▼

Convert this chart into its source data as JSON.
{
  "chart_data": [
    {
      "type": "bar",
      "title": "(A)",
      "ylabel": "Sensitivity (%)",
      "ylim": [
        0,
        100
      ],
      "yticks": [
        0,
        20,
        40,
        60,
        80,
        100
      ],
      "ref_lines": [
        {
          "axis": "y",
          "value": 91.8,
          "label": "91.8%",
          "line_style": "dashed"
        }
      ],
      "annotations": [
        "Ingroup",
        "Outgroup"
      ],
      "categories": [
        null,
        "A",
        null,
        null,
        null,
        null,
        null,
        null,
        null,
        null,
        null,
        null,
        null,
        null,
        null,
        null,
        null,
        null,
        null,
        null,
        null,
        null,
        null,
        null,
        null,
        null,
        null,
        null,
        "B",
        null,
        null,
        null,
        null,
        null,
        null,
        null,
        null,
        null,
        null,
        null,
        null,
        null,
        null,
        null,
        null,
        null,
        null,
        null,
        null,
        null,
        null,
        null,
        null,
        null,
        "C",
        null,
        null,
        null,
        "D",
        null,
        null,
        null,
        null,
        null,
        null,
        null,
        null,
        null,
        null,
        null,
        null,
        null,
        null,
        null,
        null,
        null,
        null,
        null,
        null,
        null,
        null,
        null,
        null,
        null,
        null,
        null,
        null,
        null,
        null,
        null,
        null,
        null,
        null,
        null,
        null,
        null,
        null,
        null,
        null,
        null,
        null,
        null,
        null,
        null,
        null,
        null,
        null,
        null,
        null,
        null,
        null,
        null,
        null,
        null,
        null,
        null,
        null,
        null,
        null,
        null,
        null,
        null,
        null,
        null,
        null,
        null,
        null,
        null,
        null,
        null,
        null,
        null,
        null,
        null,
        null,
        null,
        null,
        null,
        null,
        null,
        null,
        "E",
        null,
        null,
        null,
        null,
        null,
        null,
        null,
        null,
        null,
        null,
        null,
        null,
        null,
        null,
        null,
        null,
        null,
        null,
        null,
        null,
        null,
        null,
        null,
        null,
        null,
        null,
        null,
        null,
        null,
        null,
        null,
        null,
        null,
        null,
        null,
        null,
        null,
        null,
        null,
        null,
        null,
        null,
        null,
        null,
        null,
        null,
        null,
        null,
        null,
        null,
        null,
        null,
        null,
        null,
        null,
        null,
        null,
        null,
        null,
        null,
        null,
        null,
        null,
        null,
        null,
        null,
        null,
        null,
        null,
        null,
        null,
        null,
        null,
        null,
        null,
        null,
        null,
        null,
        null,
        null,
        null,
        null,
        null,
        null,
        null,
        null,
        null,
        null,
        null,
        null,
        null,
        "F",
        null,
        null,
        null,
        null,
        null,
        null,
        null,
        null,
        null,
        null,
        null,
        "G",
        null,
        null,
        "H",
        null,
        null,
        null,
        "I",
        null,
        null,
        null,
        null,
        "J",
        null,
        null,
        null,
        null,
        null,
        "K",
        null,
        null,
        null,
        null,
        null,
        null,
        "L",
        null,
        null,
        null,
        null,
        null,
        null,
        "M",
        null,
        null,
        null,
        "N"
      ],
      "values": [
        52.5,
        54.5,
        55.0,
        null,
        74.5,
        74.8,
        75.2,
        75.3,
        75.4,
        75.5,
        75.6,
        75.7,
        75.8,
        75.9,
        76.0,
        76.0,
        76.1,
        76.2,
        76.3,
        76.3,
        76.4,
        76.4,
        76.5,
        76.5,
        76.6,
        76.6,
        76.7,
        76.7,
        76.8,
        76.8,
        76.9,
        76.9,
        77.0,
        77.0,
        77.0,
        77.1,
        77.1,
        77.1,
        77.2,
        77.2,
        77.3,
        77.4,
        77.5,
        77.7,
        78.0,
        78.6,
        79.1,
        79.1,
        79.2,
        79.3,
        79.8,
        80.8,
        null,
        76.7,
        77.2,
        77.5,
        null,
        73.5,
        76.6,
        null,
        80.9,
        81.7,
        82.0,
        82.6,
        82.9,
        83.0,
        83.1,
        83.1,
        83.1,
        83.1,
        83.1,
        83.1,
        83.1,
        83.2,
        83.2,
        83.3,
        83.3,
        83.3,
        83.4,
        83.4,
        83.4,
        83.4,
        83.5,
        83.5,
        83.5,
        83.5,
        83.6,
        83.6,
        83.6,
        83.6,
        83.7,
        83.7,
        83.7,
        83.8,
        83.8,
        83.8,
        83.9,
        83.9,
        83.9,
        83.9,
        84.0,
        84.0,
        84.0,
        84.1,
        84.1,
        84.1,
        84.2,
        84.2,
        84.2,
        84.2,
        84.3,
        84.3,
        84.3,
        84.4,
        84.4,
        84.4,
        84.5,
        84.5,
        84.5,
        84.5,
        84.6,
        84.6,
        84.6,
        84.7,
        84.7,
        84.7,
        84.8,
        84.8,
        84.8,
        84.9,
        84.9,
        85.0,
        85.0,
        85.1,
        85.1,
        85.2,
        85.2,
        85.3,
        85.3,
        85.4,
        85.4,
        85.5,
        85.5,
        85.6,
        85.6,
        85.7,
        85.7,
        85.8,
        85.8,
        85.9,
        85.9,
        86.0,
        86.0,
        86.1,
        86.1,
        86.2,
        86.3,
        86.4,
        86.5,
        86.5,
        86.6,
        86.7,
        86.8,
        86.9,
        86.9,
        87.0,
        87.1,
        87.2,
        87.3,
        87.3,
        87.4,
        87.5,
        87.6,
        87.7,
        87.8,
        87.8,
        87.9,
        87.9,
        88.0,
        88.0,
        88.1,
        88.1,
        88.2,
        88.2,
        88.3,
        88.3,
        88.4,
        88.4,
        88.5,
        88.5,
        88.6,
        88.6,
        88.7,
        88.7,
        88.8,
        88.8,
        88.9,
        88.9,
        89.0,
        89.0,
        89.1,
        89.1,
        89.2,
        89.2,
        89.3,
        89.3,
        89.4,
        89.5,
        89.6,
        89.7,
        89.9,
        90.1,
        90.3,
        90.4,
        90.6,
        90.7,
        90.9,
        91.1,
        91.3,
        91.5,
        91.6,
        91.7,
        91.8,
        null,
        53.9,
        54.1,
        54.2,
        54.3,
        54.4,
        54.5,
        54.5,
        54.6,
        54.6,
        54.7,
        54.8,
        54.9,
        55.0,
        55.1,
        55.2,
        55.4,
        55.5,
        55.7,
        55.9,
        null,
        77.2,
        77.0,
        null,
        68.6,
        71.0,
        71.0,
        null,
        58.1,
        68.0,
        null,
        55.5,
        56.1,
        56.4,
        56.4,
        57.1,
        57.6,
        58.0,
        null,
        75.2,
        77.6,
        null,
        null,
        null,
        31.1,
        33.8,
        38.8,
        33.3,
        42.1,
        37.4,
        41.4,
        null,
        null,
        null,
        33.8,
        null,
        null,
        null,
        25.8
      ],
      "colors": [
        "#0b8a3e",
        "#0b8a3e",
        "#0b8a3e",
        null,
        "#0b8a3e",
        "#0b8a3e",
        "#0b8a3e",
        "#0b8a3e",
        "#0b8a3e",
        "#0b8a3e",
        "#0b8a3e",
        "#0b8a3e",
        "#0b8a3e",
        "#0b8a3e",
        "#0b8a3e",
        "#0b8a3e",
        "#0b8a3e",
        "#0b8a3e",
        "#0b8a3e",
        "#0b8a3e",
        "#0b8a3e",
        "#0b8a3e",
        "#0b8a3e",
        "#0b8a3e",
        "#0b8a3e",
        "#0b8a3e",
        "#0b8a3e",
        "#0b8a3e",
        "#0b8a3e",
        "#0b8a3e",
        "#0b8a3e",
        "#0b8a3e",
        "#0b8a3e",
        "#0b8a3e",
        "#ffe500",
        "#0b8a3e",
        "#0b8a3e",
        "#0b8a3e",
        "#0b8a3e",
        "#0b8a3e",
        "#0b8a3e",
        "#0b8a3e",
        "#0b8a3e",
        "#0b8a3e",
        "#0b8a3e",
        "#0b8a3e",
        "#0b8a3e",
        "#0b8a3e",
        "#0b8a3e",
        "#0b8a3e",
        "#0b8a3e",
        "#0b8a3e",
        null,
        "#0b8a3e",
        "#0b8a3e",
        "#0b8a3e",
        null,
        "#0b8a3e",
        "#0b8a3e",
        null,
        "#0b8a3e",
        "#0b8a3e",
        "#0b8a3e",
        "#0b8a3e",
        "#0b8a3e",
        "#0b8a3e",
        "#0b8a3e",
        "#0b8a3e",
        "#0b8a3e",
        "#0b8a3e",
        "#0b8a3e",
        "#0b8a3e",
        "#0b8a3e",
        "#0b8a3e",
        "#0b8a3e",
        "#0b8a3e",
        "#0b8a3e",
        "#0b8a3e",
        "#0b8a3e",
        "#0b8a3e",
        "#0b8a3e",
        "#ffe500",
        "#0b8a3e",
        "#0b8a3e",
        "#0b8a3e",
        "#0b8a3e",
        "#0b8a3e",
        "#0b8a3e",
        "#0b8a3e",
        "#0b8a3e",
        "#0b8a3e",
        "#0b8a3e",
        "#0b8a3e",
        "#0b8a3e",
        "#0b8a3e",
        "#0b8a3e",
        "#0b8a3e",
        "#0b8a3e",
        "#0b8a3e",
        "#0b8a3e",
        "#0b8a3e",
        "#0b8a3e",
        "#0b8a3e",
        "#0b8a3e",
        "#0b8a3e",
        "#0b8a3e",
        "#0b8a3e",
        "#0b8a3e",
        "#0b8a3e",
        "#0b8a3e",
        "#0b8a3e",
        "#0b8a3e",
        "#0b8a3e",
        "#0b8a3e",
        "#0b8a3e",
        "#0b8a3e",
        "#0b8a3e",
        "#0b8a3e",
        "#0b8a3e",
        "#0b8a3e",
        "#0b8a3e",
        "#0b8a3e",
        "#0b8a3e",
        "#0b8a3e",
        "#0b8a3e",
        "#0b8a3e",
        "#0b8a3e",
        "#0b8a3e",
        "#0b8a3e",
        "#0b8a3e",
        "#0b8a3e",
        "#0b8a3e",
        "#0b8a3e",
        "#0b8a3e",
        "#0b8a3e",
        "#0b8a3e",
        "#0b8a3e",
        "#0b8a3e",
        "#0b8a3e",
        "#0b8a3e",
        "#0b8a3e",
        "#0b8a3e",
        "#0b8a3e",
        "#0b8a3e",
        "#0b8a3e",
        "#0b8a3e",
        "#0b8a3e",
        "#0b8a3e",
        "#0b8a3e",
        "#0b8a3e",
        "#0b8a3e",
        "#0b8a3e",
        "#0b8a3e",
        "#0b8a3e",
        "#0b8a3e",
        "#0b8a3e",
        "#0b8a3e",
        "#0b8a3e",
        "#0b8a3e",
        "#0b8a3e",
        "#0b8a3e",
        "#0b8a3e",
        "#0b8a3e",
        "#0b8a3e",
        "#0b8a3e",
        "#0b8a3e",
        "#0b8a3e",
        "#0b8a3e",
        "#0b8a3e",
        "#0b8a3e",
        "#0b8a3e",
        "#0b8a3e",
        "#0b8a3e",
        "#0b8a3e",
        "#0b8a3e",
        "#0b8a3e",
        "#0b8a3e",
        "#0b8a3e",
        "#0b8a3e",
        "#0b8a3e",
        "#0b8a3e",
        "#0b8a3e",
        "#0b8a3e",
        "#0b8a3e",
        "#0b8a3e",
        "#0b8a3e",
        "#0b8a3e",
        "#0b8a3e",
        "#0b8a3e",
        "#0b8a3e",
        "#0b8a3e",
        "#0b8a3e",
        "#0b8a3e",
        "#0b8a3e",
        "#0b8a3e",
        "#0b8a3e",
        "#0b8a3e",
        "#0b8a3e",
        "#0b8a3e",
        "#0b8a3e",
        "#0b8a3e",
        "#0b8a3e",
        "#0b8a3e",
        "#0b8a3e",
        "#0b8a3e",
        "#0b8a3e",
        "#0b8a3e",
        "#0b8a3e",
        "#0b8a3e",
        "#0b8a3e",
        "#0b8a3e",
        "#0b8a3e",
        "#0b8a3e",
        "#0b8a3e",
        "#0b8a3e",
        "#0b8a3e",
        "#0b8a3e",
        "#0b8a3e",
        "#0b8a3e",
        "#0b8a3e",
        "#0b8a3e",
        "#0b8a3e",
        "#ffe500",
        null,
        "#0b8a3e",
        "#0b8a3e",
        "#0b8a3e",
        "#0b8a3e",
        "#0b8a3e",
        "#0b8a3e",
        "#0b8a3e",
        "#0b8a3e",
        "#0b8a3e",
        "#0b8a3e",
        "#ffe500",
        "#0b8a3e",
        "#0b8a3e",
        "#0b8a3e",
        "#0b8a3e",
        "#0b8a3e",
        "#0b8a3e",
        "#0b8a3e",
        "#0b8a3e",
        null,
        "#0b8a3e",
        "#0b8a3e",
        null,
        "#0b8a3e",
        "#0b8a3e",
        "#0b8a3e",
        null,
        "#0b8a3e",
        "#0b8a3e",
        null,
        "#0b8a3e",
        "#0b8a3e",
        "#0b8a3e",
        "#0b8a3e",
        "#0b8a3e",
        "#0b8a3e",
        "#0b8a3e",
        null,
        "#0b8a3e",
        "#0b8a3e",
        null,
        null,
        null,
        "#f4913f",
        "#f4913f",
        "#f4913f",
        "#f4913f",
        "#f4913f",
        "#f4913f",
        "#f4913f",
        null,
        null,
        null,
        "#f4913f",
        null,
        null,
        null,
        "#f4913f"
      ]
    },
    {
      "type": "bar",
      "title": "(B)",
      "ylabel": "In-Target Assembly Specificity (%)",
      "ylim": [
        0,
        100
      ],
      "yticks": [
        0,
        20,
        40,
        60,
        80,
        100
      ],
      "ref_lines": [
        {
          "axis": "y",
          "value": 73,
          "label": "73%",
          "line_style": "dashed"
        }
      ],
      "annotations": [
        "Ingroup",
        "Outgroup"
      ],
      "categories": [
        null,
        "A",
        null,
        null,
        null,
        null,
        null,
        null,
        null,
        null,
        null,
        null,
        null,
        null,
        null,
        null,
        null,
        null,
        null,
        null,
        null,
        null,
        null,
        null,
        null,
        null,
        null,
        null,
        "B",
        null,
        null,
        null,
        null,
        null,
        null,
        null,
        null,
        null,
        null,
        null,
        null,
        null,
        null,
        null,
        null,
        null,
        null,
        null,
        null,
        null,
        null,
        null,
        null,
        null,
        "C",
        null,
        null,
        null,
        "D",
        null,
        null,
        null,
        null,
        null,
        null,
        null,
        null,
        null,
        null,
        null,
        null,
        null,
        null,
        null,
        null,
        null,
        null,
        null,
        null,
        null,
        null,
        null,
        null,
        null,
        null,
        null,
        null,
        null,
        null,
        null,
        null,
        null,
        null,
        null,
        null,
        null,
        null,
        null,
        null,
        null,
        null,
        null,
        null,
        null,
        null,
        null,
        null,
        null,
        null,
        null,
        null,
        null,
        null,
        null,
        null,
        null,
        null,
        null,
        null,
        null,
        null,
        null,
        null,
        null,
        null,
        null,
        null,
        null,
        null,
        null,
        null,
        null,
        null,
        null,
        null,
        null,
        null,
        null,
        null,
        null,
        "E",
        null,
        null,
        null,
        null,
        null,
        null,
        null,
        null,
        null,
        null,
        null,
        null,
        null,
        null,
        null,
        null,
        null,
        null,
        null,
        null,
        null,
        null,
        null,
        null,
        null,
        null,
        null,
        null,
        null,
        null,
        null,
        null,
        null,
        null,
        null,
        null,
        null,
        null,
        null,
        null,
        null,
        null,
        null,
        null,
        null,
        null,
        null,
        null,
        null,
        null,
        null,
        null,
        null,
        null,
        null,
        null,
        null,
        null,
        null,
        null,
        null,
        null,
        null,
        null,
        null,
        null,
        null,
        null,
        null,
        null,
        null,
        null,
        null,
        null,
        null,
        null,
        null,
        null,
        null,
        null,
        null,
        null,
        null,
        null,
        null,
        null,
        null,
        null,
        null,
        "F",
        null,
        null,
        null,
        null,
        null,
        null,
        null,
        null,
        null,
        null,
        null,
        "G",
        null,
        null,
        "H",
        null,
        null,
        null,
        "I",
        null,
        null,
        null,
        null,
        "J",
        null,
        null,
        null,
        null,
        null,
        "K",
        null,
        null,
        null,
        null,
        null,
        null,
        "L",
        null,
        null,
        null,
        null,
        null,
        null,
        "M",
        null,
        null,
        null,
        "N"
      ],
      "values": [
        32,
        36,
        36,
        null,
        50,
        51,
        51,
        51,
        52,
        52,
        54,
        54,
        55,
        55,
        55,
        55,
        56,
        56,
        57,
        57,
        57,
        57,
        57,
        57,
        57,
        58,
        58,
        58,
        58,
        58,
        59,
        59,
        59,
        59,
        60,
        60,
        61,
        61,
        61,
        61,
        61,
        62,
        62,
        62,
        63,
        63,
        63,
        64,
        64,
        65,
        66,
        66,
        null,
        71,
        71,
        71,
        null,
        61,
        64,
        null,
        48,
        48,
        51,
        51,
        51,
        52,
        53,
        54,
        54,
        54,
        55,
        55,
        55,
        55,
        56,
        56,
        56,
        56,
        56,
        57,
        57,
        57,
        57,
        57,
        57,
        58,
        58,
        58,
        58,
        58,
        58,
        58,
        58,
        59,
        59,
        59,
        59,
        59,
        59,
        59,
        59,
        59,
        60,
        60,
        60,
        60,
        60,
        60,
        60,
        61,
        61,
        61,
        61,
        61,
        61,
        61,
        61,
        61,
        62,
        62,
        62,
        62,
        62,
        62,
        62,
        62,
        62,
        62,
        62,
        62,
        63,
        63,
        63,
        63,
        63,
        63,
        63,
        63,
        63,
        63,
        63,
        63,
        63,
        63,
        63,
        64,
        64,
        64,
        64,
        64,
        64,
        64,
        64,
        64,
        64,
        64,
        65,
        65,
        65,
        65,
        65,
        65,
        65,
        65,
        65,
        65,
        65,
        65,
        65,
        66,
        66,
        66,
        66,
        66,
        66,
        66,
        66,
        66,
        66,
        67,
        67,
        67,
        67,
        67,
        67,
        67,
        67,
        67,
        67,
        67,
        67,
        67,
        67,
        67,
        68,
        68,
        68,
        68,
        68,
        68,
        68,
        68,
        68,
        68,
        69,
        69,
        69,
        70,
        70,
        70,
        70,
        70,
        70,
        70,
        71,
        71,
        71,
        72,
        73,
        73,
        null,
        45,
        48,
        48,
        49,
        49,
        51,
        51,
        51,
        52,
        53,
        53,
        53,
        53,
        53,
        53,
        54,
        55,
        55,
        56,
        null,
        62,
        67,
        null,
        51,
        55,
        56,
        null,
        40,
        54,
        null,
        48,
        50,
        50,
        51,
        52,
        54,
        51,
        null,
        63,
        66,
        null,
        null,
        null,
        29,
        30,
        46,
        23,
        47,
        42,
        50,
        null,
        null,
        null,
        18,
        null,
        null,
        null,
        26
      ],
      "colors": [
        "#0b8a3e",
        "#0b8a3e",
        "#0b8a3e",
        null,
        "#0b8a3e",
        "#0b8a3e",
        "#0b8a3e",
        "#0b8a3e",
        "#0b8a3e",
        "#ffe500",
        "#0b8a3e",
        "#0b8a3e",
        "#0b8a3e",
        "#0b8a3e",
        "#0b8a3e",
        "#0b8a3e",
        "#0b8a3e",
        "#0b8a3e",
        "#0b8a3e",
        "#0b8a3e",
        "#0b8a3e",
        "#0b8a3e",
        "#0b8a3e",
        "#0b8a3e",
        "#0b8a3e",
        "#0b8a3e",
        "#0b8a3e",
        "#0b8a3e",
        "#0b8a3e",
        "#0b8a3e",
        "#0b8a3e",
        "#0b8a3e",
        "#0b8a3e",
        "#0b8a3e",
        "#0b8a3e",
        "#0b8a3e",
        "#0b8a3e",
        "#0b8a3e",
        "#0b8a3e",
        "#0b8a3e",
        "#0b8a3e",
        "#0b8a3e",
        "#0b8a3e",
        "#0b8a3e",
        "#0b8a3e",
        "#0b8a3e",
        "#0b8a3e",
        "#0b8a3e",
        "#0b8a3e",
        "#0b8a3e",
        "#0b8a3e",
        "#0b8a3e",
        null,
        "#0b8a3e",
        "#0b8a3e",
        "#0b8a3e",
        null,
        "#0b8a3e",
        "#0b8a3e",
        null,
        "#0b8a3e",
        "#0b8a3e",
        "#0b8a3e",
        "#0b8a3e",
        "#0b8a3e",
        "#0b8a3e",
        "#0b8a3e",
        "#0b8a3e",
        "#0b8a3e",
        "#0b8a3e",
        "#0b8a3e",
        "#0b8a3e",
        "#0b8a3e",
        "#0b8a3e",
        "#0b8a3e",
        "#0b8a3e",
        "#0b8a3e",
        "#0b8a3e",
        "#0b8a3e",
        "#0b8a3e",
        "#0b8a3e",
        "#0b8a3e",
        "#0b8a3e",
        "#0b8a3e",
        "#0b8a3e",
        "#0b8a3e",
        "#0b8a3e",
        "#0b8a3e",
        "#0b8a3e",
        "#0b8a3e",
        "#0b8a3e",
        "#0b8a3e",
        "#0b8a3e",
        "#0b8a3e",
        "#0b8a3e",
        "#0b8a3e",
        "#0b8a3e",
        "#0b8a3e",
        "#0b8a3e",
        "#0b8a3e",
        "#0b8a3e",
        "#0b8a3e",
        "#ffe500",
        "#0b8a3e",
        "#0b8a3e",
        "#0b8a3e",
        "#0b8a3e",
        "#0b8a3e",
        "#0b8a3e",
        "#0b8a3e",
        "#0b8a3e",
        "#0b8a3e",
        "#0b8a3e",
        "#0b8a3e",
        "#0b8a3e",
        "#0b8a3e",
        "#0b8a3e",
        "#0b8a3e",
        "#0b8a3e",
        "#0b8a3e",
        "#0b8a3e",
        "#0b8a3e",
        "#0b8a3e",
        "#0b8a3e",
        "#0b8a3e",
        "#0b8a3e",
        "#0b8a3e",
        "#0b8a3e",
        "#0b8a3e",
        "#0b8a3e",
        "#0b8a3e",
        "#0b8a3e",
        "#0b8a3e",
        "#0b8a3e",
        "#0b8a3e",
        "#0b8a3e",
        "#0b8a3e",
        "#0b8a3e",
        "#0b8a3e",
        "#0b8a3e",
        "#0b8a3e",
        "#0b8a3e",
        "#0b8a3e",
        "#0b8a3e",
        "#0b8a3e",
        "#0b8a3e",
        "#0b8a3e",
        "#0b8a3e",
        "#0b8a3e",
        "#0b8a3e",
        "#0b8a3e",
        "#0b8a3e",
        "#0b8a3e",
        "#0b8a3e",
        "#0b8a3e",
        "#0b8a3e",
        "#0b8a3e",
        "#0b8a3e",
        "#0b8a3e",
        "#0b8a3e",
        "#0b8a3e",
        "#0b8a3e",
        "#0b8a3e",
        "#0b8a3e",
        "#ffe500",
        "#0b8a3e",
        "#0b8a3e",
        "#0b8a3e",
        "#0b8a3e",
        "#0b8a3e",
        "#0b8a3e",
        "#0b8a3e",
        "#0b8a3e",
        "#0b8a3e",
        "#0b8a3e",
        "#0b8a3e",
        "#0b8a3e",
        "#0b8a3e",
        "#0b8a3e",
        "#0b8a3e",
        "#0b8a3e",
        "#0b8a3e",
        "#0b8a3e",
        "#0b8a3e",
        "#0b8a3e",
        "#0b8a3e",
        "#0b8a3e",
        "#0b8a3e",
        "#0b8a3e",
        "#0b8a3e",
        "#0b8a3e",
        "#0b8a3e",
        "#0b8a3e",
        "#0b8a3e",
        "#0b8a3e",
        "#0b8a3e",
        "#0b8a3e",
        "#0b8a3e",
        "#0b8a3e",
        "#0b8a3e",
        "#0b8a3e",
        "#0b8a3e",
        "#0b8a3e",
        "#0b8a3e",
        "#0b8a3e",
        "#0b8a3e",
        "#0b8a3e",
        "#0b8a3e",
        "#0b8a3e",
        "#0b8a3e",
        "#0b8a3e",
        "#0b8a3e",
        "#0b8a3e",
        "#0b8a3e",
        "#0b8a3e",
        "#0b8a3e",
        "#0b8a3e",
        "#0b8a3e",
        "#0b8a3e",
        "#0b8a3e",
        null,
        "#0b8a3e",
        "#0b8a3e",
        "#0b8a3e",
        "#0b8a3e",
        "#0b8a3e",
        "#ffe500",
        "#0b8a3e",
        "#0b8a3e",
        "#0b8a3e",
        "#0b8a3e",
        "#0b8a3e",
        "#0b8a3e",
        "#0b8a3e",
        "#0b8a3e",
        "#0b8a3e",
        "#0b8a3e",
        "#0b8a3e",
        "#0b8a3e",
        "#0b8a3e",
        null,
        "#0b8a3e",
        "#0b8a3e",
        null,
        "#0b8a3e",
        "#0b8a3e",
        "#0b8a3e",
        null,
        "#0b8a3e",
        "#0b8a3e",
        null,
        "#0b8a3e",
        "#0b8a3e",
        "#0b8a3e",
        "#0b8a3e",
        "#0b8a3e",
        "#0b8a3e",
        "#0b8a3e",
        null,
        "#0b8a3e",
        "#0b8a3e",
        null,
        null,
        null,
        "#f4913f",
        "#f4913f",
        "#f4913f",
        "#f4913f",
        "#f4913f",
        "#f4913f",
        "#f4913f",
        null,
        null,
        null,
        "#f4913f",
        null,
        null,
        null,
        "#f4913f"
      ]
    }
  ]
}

▲

YOUR GOAL >>
Leave out every line without the string "ylabel" and copy the rest.

EXPECTED ANSWER >>
      "ylabel": "Sensitivity (%)",
      "ylabel": "In-Target Assembly Specificity (%)",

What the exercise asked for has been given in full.